Excerpted text:
Jacob W. Frank (National Park Service)
/
Flickr

Concrete is the most abundant manufactured material in the world. It is primarily composed of water, cement, and aggregate (sand and gravel.) Cement manufacturing is responsible for about 8% of the world’s total CO2 emissions, primarily a result of the chemical reaction of heating limestone and the combustion of fossil fuels used to provide the heat.

A startup company spun off from the University of Wisconsin- Madison has developed a durable, inexpensive, and environmentally-friendly building material made from two harmful pollutants. The company, called Alithic, uses chemical reactions to pull carbon dioxide from the air and then mix it with industrial wastes like coal ash. A fan sucks air into a special cooling tower where it passes over an alkaline solution of sodium hydroxide, which reacts with carbon dioxide. The resultant solution is mixed with the coal ash forming a carbonate and releasing sodium hydroxide. The carbonate mineral product (known as supplementary cementitious material or SCM) can be substituted for traditional Portland cement for making concrete.

The process locks away carbon dioxide to produce a product that is cheaper and, in some cases, stronger than traditional cement. The coal ash Alithic uses comes from a local landfill. The company is also testing other waste streams from places like blast furnaces that contain useful materials like calcium and magnesium. So, the Alithic process removes carbon dioxide from the atmosphere, cleans up an environmental mess, and produces a viable substitute for traditional cement.

What to do:
(a) Decide whether each statement agrees with the Alithic passage. Answer yes or no, and quote the words of the passage that settle it.
(i) Cement manufacturing accounts for about 8% of the world's total CO2 emissions.
(ii) The alkaline solution in the cooling tower is calcium hydroxide.
(iii) The coal ash Alithic uses comes from a nearby power plant.
(b) Reproduce the Alithic passage word for word from "Concrete is the" to "provide the heat.".
(c) Answer these questions from the Alithic passage, one answer per line.
(i) Which university did Alithic spin off from?
(ii) What is the carbonate mineral product known as?
(iii) Which useful materials do blast furnace waste streams contain?
The material that comes after this has no connection to the Alithic passage.

Data listing:
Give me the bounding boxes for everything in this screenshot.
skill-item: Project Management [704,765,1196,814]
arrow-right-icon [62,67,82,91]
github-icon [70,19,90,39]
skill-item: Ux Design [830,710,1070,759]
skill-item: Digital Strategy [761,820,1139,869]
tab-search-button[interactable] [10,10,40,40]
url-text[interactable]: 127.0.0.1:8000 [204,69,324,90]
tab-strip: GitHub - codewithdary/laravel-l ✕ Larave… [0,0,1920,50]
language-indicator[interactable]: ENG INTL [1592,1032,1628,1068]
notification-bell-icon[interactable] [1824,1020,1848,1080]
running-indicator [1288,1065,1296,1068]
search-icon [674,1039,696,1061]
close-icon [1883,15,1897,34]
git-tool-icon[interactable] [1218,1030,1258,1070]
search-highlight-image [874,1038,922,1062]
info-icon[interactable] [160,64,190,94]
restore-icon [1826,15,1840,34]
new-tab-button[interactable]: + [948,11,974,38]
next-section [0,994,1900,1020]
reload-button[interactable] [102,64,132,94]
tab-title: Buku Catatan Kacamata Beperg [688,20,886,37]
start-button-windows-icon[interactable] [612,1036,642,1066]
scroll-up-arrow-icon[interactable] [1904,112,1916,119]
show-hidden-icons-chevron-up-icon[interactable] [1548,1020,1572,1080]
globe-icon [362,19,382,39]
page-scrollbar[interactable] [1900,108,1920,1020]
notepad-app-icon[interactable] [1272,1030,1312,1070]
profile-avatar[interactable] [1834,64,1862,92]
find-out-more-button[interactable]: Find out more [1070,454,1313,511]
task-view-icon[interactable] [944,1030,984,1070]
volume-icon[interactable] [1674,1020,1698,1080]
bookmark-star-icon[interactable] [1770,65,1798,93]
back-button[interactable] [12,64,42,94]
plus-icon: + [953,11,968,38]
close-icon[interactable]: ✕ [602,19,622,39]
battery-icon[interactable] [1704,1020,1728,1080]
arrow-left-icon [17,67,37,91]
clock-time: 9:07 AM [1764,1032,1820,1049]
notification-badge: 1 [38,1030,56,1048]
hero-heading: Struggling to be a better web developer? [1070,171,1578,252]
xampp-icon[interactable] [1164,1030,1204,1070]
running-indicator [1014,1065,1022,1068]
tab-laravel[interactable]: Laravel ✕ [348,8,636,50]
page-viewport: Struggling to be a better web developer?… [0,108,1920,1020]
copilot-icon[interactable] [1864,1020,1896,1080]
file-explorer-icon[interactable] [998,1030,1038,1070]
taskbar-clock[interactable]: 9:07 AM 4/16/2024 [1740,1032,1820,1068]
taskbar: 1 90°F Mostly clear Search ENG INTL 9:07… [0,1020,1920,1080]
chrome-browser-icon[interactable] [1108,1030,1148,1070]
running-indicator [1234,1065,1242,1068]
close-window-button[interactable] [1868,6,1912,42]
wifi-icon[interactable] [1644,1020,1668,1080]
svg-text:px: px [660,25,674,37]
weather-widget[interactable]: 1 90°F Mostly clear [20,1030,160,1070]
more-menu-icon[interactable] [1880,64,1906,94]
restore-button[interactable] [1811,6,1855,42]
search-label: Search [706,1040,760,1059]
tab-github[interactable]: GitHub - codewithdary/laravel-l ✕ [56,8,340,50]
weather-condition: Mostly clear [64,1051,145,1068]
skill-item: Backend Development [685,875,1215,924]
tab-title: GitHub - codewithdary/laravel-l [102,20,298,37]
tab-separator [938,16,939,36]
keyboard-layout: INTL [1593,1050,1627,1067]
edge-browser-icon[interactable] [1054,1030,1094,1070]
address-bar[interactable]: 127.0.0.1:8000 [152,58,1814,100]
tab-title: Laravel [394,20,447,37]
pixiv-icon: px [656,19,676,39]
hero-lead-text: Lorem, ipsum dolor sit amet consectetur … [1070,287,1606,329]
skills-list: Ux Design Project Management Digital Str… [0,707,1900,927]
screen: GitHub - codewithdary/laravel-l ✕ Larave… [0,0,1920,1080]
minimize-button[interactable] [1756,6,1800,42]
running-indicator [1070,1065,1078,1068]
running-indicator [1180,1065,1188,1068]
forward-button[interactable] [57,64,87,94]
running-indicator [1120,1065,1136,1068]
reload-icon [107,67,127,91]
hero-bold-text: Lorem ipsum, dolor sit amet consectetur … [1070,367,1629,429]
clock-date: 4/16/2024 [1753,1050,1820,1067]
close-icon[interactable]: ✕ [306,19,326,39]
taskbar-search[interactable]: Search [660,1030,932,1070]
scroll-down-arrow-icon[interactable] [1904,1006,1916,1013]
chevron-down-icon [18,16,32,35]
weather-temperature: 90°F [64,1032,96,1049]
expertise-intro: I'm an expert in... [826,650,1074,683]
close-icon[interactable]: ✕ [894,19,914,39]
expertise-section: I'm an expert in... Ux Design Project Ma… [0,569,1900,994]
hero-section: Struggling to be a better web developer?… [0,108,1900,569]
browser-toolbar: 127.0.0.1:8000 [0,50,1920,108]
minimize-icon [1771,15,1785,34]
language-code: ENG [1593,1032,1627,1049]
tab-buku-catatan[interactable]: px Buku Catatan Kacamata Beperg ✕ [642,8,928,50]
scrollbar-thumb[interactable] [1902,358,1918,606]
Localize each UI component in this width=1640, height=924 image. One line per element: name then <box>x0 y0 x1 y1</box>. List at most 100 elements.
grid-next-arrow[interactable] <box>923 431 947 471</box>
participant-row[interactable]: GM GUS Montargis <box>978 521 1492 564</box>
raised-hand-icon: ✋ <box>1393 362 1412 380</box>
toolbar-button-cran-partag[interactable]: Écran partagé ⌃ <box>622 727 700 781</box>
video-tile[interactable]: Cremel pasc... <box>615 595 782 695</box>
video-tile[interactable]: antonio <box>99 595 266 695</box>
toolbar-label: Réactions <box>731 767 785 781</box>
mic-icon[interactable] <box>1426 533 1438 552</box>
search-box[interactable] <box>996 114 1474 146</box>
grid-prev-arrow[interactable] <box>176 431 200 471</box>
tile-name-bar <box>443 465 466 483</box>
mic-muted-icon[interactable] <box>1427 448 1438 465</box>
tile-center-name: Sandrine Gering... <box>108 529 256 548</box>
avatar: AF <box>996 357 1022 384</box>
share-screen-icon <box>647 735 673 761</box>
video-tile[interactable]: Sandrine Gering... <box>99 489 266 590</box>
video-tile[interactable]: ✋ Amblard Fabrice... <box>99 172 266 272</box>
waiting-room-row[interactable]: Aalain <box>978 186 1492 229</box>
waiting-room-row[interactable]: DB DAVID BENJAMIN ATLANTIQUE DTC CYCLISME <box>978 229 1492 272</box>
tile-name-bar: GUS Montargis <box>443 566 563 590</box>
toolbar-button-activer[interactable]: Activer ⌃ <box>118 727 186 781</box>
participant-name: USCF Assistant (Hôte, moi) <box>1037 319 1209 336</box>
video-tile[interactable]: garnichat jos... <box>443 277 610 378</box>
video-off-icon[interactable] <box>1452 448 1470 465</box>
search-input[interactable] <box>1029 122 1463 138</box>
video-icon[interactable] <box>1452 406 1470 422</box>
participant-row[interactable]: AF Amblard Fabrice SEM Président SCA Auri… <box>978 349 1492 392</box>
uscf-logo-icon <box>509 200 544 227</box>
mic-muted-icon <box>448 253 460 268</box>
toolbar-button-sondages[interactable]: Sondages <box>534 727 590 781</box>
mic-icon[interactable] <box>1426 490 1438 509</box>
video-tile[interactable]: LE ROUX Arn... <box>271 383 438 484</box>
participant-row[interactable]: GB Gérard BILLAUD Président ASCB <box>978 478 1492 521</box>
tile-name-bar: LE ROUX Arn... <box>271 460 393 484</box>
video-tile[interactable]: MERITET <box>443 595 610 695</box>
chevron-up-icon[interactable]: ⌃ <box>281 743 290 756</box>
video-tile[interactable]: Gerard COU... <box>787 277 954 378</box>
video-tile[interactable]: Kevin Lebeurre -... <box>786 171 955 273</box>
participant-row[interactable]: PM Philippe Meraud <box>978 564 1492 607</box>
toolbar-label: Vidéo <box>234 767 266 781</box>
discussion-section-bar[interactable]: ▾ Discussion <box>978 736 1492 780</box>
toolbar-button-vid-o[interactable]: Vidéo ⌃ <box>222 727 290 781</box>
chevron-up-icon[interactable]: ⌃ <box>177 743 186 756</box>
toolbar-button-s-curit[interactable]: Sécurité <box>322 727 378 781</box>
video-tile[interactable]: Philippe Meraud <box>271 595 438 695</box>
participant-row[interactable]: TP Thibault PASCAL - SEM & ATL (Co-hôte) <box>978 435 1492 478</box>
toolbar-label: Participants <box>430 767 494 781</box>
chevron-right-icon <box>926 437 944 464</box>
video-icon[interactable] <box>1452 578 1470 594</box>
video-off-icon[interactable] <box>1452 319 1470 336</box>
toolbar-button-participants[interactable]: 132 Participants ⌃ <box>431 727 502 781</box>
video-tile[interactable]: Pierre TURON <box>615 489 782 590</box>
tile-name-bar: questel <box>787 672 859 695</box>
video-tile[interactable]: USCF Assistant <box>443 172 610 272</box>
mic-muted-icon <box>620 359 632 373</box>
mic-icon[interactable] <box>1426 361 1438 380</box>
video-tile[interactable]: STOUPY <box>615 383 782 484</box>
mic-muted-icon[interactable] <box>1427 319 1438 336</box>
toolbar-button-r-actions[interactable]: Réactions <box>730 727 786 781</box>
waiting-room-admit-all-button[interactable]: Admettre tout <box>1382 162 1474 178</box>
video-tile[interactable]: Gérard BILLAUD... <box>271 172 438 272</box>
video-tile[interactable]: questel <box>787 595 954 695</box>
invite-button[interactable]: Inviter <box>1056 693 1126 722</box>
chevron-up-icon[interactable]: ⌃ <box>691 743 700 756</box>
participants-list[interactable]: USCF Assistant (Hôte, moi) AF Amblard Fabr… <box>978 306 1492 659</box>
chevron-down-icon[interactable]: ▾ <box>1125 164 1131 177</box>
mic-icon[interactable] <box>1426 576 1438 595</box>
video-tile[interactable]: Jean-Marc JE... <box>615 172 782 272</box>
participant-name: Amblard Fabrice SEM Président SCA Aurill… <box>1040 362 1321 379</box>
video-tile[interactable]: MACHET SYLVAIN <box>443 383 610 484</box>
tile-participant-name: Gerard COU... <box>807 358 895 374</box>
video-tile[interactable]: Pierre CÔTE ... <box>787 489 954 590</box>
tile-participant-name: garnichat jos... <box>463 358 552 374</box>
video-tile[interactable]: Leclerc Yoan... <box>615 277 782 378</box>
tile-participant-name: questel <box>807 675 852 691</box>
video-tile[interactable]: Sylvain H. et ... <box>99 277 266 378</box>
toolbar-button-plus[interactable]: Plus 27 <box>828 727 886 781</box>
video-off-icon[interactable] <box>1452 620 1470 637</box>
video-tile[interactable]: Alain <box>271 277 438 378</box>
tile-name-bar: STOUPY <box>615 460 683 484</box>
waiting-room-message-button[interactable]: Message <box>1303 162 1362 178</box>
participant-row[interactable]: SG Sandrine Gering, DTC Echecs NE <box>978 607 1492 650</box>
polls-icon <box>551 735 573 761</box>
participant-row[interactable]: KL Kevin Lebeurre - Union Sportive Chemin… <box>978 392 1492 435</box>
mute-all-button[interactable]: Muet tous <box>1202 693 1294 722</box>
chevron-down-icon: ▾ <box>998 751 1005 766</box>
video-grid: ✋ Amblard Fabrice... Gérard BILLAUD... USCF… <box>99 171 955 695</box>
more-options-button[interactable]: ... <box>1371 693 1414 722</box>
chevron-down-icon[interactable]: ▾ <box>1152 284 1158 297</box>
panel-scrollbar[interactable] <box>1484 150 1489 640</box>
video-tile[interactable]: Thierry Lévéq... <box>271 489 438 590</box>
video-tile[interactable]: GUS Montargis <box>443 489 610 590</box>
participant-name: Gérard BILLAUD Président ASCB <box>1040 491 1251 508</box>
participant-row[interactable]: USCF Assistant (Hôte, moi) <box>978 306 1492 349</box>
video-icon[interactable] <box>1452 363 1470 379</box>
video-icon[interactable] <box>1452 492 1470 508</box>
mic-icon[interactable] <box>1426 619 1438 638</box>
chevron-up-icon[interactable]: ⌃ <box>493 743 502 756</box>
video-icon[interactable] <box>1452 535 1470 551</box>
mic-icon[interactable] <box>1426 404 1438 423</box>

Answers for the exercise:
(a)
(i) Yes: "Cement manufacturing is responsible for about 8% of the world’s total CO2 emissions"
(ii) No: "an alkaline solution of sodium hydroxide"
(iii) No: "The coal ash Alithic uses comes from a local landfill."

(b)
Concrete is the most abundant manufactured material in the world. It is primarily composed of water, cement, and aggregate (sand and gravel.) Cement manufacturing is responsible for about 8% of the world’s total CO2 emissions, primarily a result of the chemical reaction of heating limestone and the combustion of fossil fuels used to provide the heat.

(c)
(i) The University of Wisconsin- Madison
(ii) Supplementary cementitious material, or SCM
(iii) Calcium and magnesium